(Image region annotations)
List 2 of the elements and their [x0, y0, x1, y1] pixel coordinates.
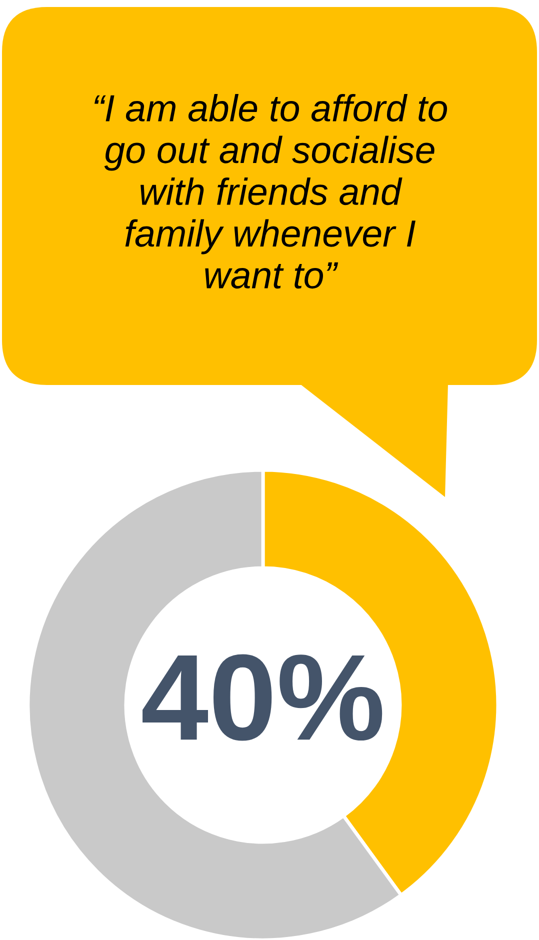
chart-title: “I am able to afford to go out and socialise with friends and family whenever I want to” — [94, 94, 448, 289]
data-label: 40% — [142, 654, 382, 741]
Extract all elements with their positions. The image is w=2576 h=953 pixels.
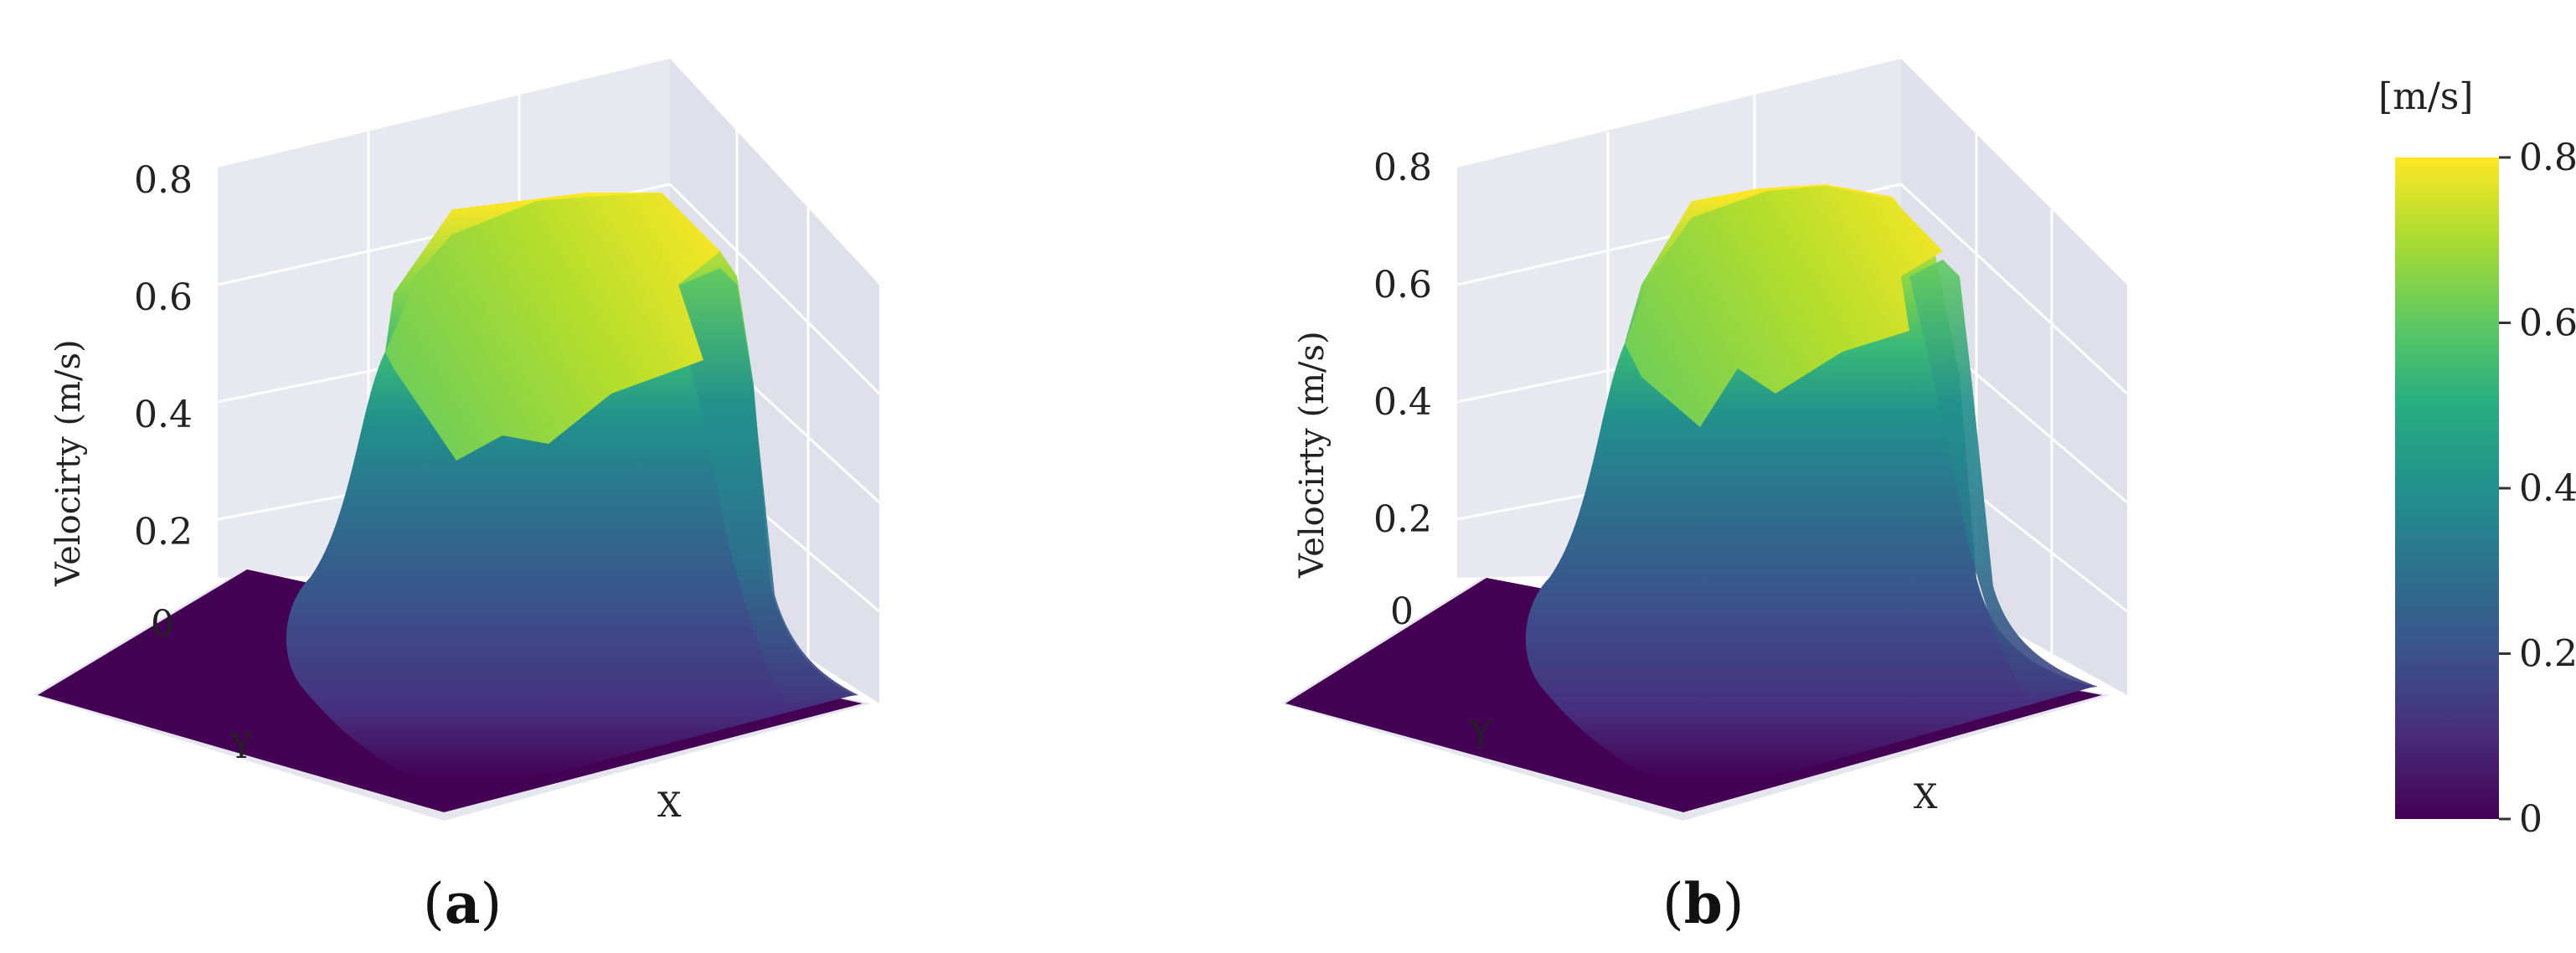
- colorbar-tick-label: 0: [2519, 798, 2543, 841]
- colorbar-tick-label: 0.8: [2519, 137, 2576, 179]
- panel-b-ylabel: Y: [1469, 715, 1492, 754]
- panel-a-label-letter: a: [444, 871, 481, 936]
- panel-a-ztick-0.4: 0.4: [134, 394, 193, 436]
- panel-b-zticks: 0.8 0.6 0.4 0.2 0: [1373, 147, 1432, 633]
- panel-b-label: (b): [1662, 871, 1744, 936]
- panel-b: 0.8 0.6 0.4 0.2 0 Velocirty (m/s) Y X: [1281, 59, 2129, 821]
- panel-b-ztick-0.6: 0.6: [1373, 264, 1432, 307]
- panel-a-ztick-0: 0: [151, 603, 174, 646]
- colorbar-tick-label: 0.6: [2519, 302, 2576, 345]
- panel-b-surface-side: [1909, 260, 2098, 695]
- panel-b-ztick-0.4: 0.4: [1373, 381, 1432, 424]
- panel-a-ztick-0.8: 0.8: [134, 159, 193, 202]
- panel-a: 0.8 0.6 0.4 0.2 0 Velocirty (m/s) Y X: [33, 59, 881, 825]
- colorbar-tick-label: 0.4: [2519, 467, 2576, 510]
- colorbar: [m/s] 0.8 0.6 0.4 0.2 0: [2378, 75, 2576, 841]
- panel-a-zticks: 0.8 0.6 0.4 0.2 0: [134, 159, 193, 646]
- panel-b-zlabel: Velocirty (m/s): [1293, 331, 1332, 579]
- panel-a-surface-top: [385, 193, 720, 461]
- panel-b-surface-top: [1625, 186, 1943, 427]
- panel-a-ztick-0.6: 0.6: [134, 276, 193, 319]
- panel-b-label-letter: b: [1683, 871, 1723, 936]
- panel-a-ztick-0.2: 0.2: [134, 511, 193, 554]
- colorbar-tick-label: 0.2: [2519, 633, 2576, 676]
- panel-b-ztick-0.2: 0.2: [1373, 498, 1432, 541]
- panel-b-xlabel: X: [1914, 778, 1938, 816]
- panel-b-ztick-0.8: 0.8: [1373, 147, 1432, 189]
- panel-b-ztick-0: 0: [1390, 590, 1414, 633]
- panel-a-surface-side: [670, 268, 858, 703]
- panel-a-label: (a): [423, 871, 502, 936]
- colorbar-ticks: 0.8 0.6 0.4 0.2 0: [2499, 137, 2576, 841]
- panel-a-ylabel: Y: [229, 728, 253, 766]
- colorbar-gradient: [2395, 157, 2499, 819]
- panel-a-zlabel: Velocirty (m/s): [49, 339, 88, 587]
- colorbar-unit: [m/s]: [2378, 75, 2473, 118]
- panel-a-xlabel: X: [657, 786, 682, 825]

> Task instructions
Copy the lines above word for word, beginning at the line that contains "- colorbar-tick-label: 0: [2519, 798, 2543, 841]" and stopping after the line that contains "- panel-b-label: (b): [1662, 871, 1744, 936]".

> The reply
- colorbar-tick-label: 0: [2519, 798, 2543, 841]
- colorbar-tick-label: 0.8: [2519, 137, 2576, 179]
- panel-b-ylabel: Y: [1469, 715, 1492, 754]
- panel-a-label-letter: a: [444, 871, 481, 936]
- panel-a-ztick-0.4: 0.4: [134, 394, 193, 436]
- panel-b-zticks: 0.8 0.6 0.4 0.2 0: [1373, 147, 1432, 633]
- panel-b-label: (b): [1662, 871, 1744, 936]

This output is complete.